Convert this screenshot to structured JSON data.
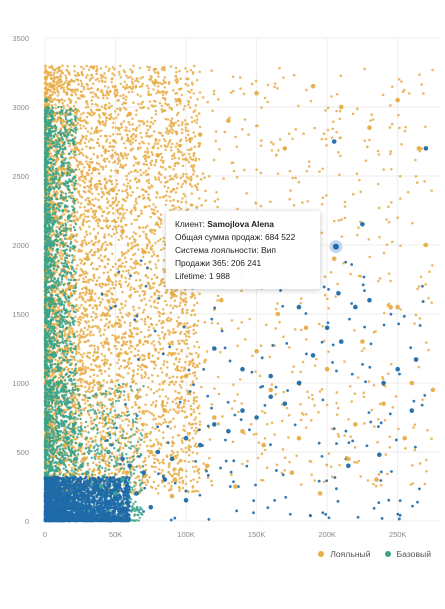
{
  "chart_data": {
    "type": "scatter",
    "x_ticks": [
      "0",
      "50K",
      "100K",
      "150K",
      "200K",
      "250K"
    ],
    "x_tick_values": [
      0,
      50000,
      100000,
      150000,
      200000,
      250000
    ],
    "y_ticks": [
      "0",
      "500",
      "1000",
      "1500",
      "2000",
      "2500",
      "3000",
      "3500"
    ],
    "y_tick_values": [
      0,
      500,
      1000,
      1500,
      2000,
      2500,
      3000,
      3500
    ],
    "xlim": [
      0,
      280000
    ],
    "ylim": [
      0,
      3500
    ],
    "grid": true,
    "legend_position": "bottom-right",
    "series": [
      {
        "name": "Лояльный",
        "color": "#e8ad45",
        "points": [
          [
            5000,
            3150
          ],
          [
            12000,
            2900
          ],
          [
            22000,
            2700
          ],
          [
            35000,
            2550
          ],
          [
            48000,
            2400
          ],
          [
            60000,
            2950
          ],
          [
            80000,
            2650
          ],
          [
            95000,
            3050
          ],
          [
            110000,
            2800
          ],
          [
            130000,
            2900
          ],
          [
            150000,
            3100
          ],
          [
            170000,
            2700
          ],
          [
            190000,
            3150
          ],
          [
            210000,
            3000
          ],
          [
            230000,
            2850
          ],
          [
            250000,
            3050
          ],
          [
            265000,
            2700
          ],
          [
            8000,
            2200
          ],
          [
            18000,
            2050
          ],
          [
            30000,
            1900
          ],
          [
            45000,
            1750
          ],
          [
            55000,
            2100
          ],
          [
            70000,
            1950
          ],
          [
            90000,
            1650
          ],
          [
            105000,
            1850
          ],
          [
            125000,
            1600
          ],
          [
            145000,
            1700
          ],
          [
            165000,
            1500
          ],
          [
            185000,
            1400
          ],
          [
            205000,
            1900
          ],
          [
            225000,
            1300
          ],
          [
            245000,
            1550
          ],
          [
            270000,
            2000
          ],
          [
            6000,
            1400
          ],
          [
            15000,
            1250
          ],
          [
            25000,
            1100
          ],
          [
            38000,
            1000
          ],
          [
            52000,
            1200
          ],
          [
            65000,
            900
          ],
          [
            85000,
            800
          ],
          [
            100000,
            1050
          ],
          [
            120000,
            750
          ],
          [
            140000,
            650
          ],
          [
            160000,
            950
          ],
          [
            180000,
            600
          ],
          [
            200000,
            1100
          ],
          [
            220000,
            700
          ],
          [
            240000,
            850
          ],
          [
            260000,
            1000
          ],
          [
            275000,
            950
          ],
          [
            4000,
            700
          ],
          [
            14000,
            550
          ],
          [
            28000,
            450
          ],
          [
            42000,
            600
          ],
          [
            58000,
            350
          ],
          [
            75000,
            500
          ],
          [
            92000,
            300
          ],
          [
            115000,
            400
          ],
          [
            135000,
            250
          ],
          [
            155000,
            550
          ],
          [
            175000,
            350
          ],
          [
            195000,
            200
          ],
          [
            215000,
            450
          ],
          [
            235000,
            300
          ],
          [
            255000,
            600
          ],
          [
            90000,
            180
          ],
          [
            150000,
            1230
          ],
          [
            250000,
            1550
          ]
        ]
      },
      {
        "name": "Базовый",
        "color": "#3ba38a",
        "points": [
          [
            1000,
            3050
          ],
          [
            2000,
            2800
          ],
          [
            1500,
            2600
          ],
          [
            3000,
            2400
          ],
          [
            2500,
            2200
          ],
          [
            4000,
            2000
          ],
          [
            3500,
            1800
          ],
          [
            5000,
            1600
          ],
          [
            6000,
            1400
          ],
          [
            7000,
            1200
          ],
          [
            9000,
            1000
          ],
          [
            11000,
            800
          ],
          [
            13000,
            700
          ],
          [
            16000,
            600
          ],
          [
            19000,
            500
          ],
          [
            22000,
            450
          ],
          [
            26000,
            400
          ],
          [
            30000,
            350
          ],
          [
            35000,
            300
          ],
          [
            40000,
            250
          ],
          [
            45000,
            500
          ],
          [
            50000,
            200
          ],
          [
            55000,
            300
          ],
          [
            8000,
            900
          ],
          [
            10000,
            1100
          ],
          [
            4000,
            1300
          ],
          [
            2000,
            1500
          ],
          [
            6000,
            1700
          ],
          [
            3000,
            1900
          ],
          [
            1000,
            2100
          ],
          [
            15000,
            850
          ],
          [
            20000,
            650
          ],
          [
            25000,
            550
          ],
          [
            12000,
            950
          ],
          [
            18000,
            750
          ]
        ]
      },
      {
        "name": "",
        "color": "#1f6aa8",
        "points": [
          [
            2000,
            50
          ],
          [
            5000,
            100
          ],
          [
            8000,
            150
          ],
          [
            12000,
            80
          ],
          [
            16000,
            200
          ],
          [
            20000,
            120
          ],
          [
            25000,
            250
          ],
          [
            30000,
            180
          ],
          [
            35000,
            300
          ],
          [
            40000,
            220
          ],
          [
            45000,
            140
          ],
          [
            50000,
            260
          ],
          [
            60000,
            400
          ],
          [
            70000,
            350
          ],
          [
            80000,
            500
          ],
          [
            90000,
            450
          ],
          [
            100000,
            600
          ],
          [
            110000,
            550
          ],
          [
            120000,
            700
          ],
          [
            130000,
            650
          ],
          [
            140000,
            800
          ],
          [
            150000,
            750
          ],
          [
            160000,
            900
          ],
          [
            170000,
            850
          ],
          [
            180000,
            1000
          ],
          [
            190000,
            1200
          ],
          [
            200000,
            1400
          ],
          [
            210000,
            1300
          ],
          [
            220000,
            1550
          ],
          [
            230000,
            1600
          ],
          [
            240000,
            1000
          ],
          [
            250000,
            1100
          ],
          [
            260000,
            800
          ],
          [
            215000,
            400
          ],
          [
            237000,
            480
          ],
          [
            225000,
            2150
          ],
          [
            205000,
            2750
          ],
          [
            270000,
            2700
          ],
          [
            263000,
            1170
          ],
          [
            180000,
            1550
          ],
          [
            208000,
            1650
          ],
          [
            160000,
            1050
          ],
          [
            120000,
            1250
          ],
          [
            140000,
            1100
          ],
          [
            100000,
            150
          ],
          [
            85000,
            300
          ],
          [
            65000,
            200
          ],
          [
            75000,
            100
          ],
          [
            55000,
            450
          ],
          [
            38000,
            80
          ]
        ]
      }
    ],
    "highlighted_point": {
      "x": 206241,
      "y": 1988,
      "color": "#1f6aa8"
    }
  },
  "tooltip": {
    "client_label": "Клиент:",
    "client_name": "Samojlova Alena",
    "total_sales": "Общая сумма продаж: 684 522",
    "loyalty": "Система лояльности: Вип",
    "sales_365": "Продажи 365: 206 241",
    "lifetime": "Lifetime: 1 988"
  },
  "legend": {
    "items": [
      {
        "label": "Лояльный",
        "color": "#e8ad45"
      },
      {
        "label": "Базовый",
        "color": "#3ba38a"
      }
    ]
  }
}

· · ·

Task details: Go through the listing above and write it out again exactly, dropping the pictures.

Expected output:
Convert this screenshot to structured JSON data.
{
  "chart_data": {
    "type": "scatter",
    "x_ticks": [
      "0",
      "50K",
      "100K",
      "150K",
      "200K",
      "250K"
    ],
    "x_tick_values": [
      0,
      50000,
      100000,
      150000,
      200000,
      250000
    ],
    "y_ticks": [
      "0",
      "500",
      "1000",
      "1500",
      "2000",
      "2500",
      "3000",
      "3500"
    ],
    "y_tick_values": [
      0,
      500,
      1000,
      1500,
      2000,
      2500,
      3000,
      3500
    ],
    "xlim": [
      0,
      280000
    ],
    "ylim": [
      0,
      3500
    ],
    "grid": true,
    "legend_position": "bottom-right",
    "series": [
      {
        "name": "Лояльный",
        "color": "#e8ad45",
        "points": [
          [
            5000,
            3150
          ],
          [
            12000,
            2900
          ],
          [
            22000,
            2700
          ],
          [
            35000,
            2550
          ],
          [
            48000,
            2400
          ],
          [
            60000,
            2950
          ],
          [
            80000,
            2650
          ],
          [
            95000,
            3050
          ],
          [
            110000,
            2800
          ],
          [
            130000,
            2900
          ],
          [
            150000,
            3100
          ],
          [
            170000,
            2700
          ],
          [
            190000,
            3150
          ],
          [
            210000,
            3000
          ],
          [
            230000,
            2850
          ],
          [
            250000,
            3050
          ],
          [
            265000,
            2700
          ],
          [
            8000,
            2200
          ],
          [
            18000,
            2050
          ],
          [
            30000,
            1900
          ],
          [
            45000,
            1750
          ],
          [
            55000,
            2100
          ],
          [
            70000,
            1950
          ],
          [
            90000,
            1650
          ],
          [
            105000,
            1850
          ],
          [
            125000,
            1600
          ],
          [
            145000,
            1700
          ],
          [
            165000,
            1500
          ],
          [
            185000,
            1400
          ],
          [
            205000,
            1900
          ],
          [
            225000,
            1300
          ],
          [
            245000,
            1550
          ],
          [
            270000,
            2000
          ],
          [
            6000,
            1400
          ],
          [
            15000,
            1250
          ],
          [
            25000,
            1100
          ],
          [
            38000,
            1000
          ],
          [
            52000,
            1200
          ],
          [
            65000,
            900
          ],
          [
            85000,
            800
          ],
          [
            100000,
            1050
          ],
          [
            120000,
            750
          ],
          [
            140000,
            650
          ],
          [
            160000,
            950
          ],
          [
            180000,
            600
          ],
          [
            200000,
            1100
          ],
          [
            220000,
            700
          ],
          [
            240000,
            850
          ],
          [
            260000,
            1000
          ],
          [
            275000,
            950
          ],
          [
            4000,
            700
          ],
          [
            14000,
            550
          ],
          [
            28000,
            450
          ],
          [
            42000,
            600
          ],
          [
            58000,
            350
          ],
          [
            75000,
            500
          ],
          [
            92000,
            300
          ],
          [
            115000,
            400
          ],
          [
            135000,
            250
          ],
          [
            155000,
            550
          ],
          [
            175000,
            350
          ],
          [
            195000,
            200
          ],
          [
            215000,
            450
          ],
          [
            235000,
            300
          ],
          [
            255000,
            600
          ],
          [
            90000,
            180
          ],
          [
            150000,
            1230
          ],
          [
            250000,
            1550
          ]
        ]
      },
      {
        "name": "Базовый",
        "color": "#3ba38a",
        "points": [
          [
            1000,
            3050
          ],
          [
            2000,
            2800
          ],
          [
            1500,
            2600
          ],
          [
            3000,
            2400
          ],
          [
            2500,
            2200
          ],
          [
            4000,
            2000
          ],
          [
            3500,
            1800
          ],
          [
            5000,
            1600
          ],
          [
            6000,
            1400
          ],
          [
            7000,
            1200
          ],
          [
            9000,
            1000
          ],
          [
            11000,
            800
          ],
          [
            13000,
            700
          ],
          [
            16000,
            600
          ],
          [
            19000,
            500
          ],
          [
            22000,
            450
          ],
          [
            26000,
            400
          ],
          [
            30000,
            350
          ],
          [
            35000,
            300
          ],
          [
            40000,
            250
          ],
          [
            45000,
            500
          ],
          [
            50000,
            200
          ],
          [
            55000,
            300
          ],
          [
            8000,
            900
          ],
          [
            10000,
            1100
          ],
          [
            4000,
            1300
          ],
          [
            2000,
            1500
          ],
          [
            6000,
            1700
          ],
          [
            3000,
            1900
          ],
          [
            1000,
            2100
          ],
          [
            15000,
            850
          ],
          [
            20000,
            650
          ],
          [
            25000,
            550
          ],
          [
            12000,
            950
          ],
          [
            18000,
            750
          ]
        ]
      },
      {
        "name": "",
        "color": "#1f6aa8",
        "points": [
          [
            2000,
            50
          ],
          [
            5000,
            100
          ],
          [
            8000,
            150
          ],
          [
            12000,
            80
          ],
          [
            16000,
            200
          ],
          [
            20000,
            120
          ],
          [
            25000,
            250
          ],
          [
            30000,
            180
          ],
          [
            35000,
            300
          ],
          [
            40000,
            220
          ],
          [
            45000,
            140
          ],
          [
            50000,
            260
          ],
          [
            60000,
            400
          ],
          [
            70000,
            350
          ],
          [
            80000,
            500
          ],
          [
            90000,
            450
          ],
          [
            100000,
            600
          ],
          [
            110000,
            550
          ],
          [
            120000,
            700
          ],
          [
            130000,
            650
          ],
          [
            140000,
            800
          ],
          [
            150000,
            750
          ],
          [
            160000,
            900
          ],
          [
            170000,
            850
          ],
          [
            180000,
            1000
          ],
          [
            190000,
            1200
          ],
          [
            200000,
            1400
          ],
          [
            210000,
            1300
          ],
          [
            220000,
            1550
          ],
          [
            230000,
            1600
          ],
          [
            240000,
            1000
          ],
          [
            250000,
            1100
          ],
          [
            260000,
            800
          ],
          [
            215000,
            400
          ],
          [
            237000,
            480
          ],
          [
            225000,
            2150
          ],
          [
            205000,
            2750
          ],
          [
            270000,
            2700
          ],
          [
            263000,
            1170
          ],
          [
            180000,
            1550
          ],
          [
            208000,
            1650
          ],
          [
            160000,
            1050
          ],
          [
            120000,
            1250
          ],
          [
            140000,
            1100
          ],
          [
            100000,
            150
          ],
          [
            85000,
            300
          ],
          [
            65000,
            200
          ],
          [
            75000,
            100
          ],
          [
            55000,
            450
          ],
          [
            38000,
            80
          ]
        ]
      }
    ],
    "highlighted_point": {
      "x": 206241,
      "y": 1988,
      "color": "#1f6aa8"
    }
  },
  "tooltip": {
    "client_label": "Клиент:",
    "client_name": "Samojlova Alena",
    "total_sales": "Общая сумма продаж: 684 522",
    "loyalty": "Система лояльности: Вип",
    "sales_365": "Продажи 365: 206 241",
    "lifetime": "Lifetime: 1 988"
  },
  "legend": {
    "items": [
      {
        "label": "Лояльный",
        "color": "#e8ad45"
      },
      {
        "label": "Базовый",
        "color": "#3ba38a"
      }
    ]
  }
}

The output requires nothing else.